TASK TO COMPLETE
All of the material should be reproduced exactly, with pictures left out.

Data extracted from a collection
──────

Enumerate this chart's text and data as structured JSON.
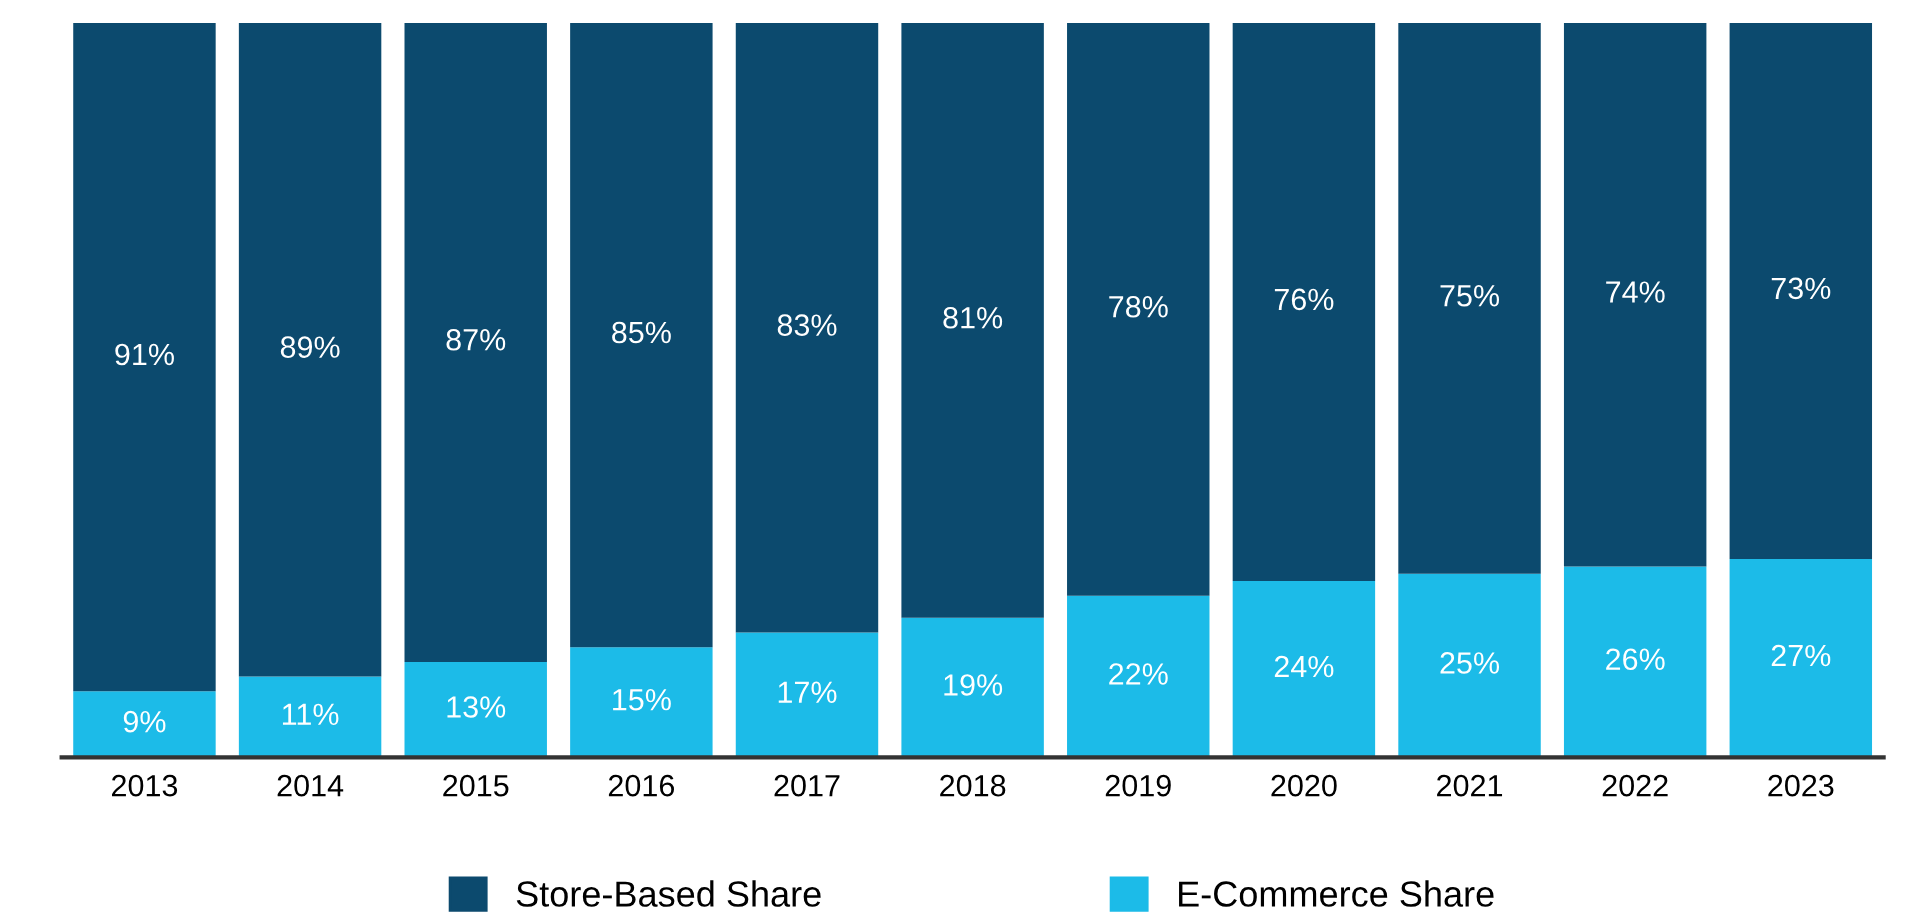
{
  "chart_data": {
    "type": "bar",
    "stacked": true,
    "legend": "bottom",
    "grid": false,
    "categories": [
      "2013",
      "2014",
      "2015",
      "2016",
      "2017",
      "2018",
      "2019",
      "2020",
      "2021",
      "2022",
      "2023"
    ],
    "series": [
      {
        "name": "E-Commerce Share",
        "color": "#1cbbe8",
        "values": [
          9,
          11,
          13,
          15,
          17,
          19,
          22,
          24,
          25,
          26,
          27
        ],
        "value_labels": [
          "9%",
          "11%",
          "13%",
          "15%",
          "17%",
          "19%",
          "22%",
          "24%",
          "25%",
          "26%",
          "27%"
        ]
      },
      {
        "name": "Store-Based Share",
        "color": "#0c4a6e",
        "values": [
          91,
          89,
          87,
          85,
          83,
          81,
          78,
          76,
          75,
          74,
          73
        ],
        "value_labels": [
          "91%",
          "89%",
          "87%",
          "85%",
          "83%",
          "81%",
          "78%",
          "76%",
          "75%",
          "74%",
          "73%"
        ]
      }
    ]
  }
}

──────

RESPONSE BELOW
Enumerate this chart's text and data as structured JSON.
{
  "chart_data": {
    "type": "bar",
    "stacked": true,
    "legend": "bottom",
    "grid": false,
    "categories": [
      "2013",
      "2014",
      "2015",
      "2016",
      "2017",
      "2018",
      "2019",
      "2020",
      "2021",
      "2022",
      "2023"
    ],
    "series": [
      {
        "name": "E-Commerce Share",
        "color": "#1cbbe8",
        "values": [
          9,
          11,
          13,
          15,
          17,
          19,
          22,
          24,
          25,
          26,
          27
        ],
        "value_labels": [
          "9%",
          "11%",
          "13%",
          "15%",
          "17%",
          "19%",
          "22%",
          "24%",
          "25%",
          "26%",
          "27%"
        ]
      },
      {
        "name": "Store-Based Share",
        "color": "#0c4a6e",
        "values": [
          91,
          89,
          87,
          85,
          83,
          81,
          78,
          76,
          75,
          74,
          73
        ],
        "value_labels": [
          "91%",
          "89%",
          "87%",
          "85%",
          "83%",
          "81%",
          "78%",
          "76%",
          "75%",
          "74%",
          "73%"
        ]
      }
    ]
  }
}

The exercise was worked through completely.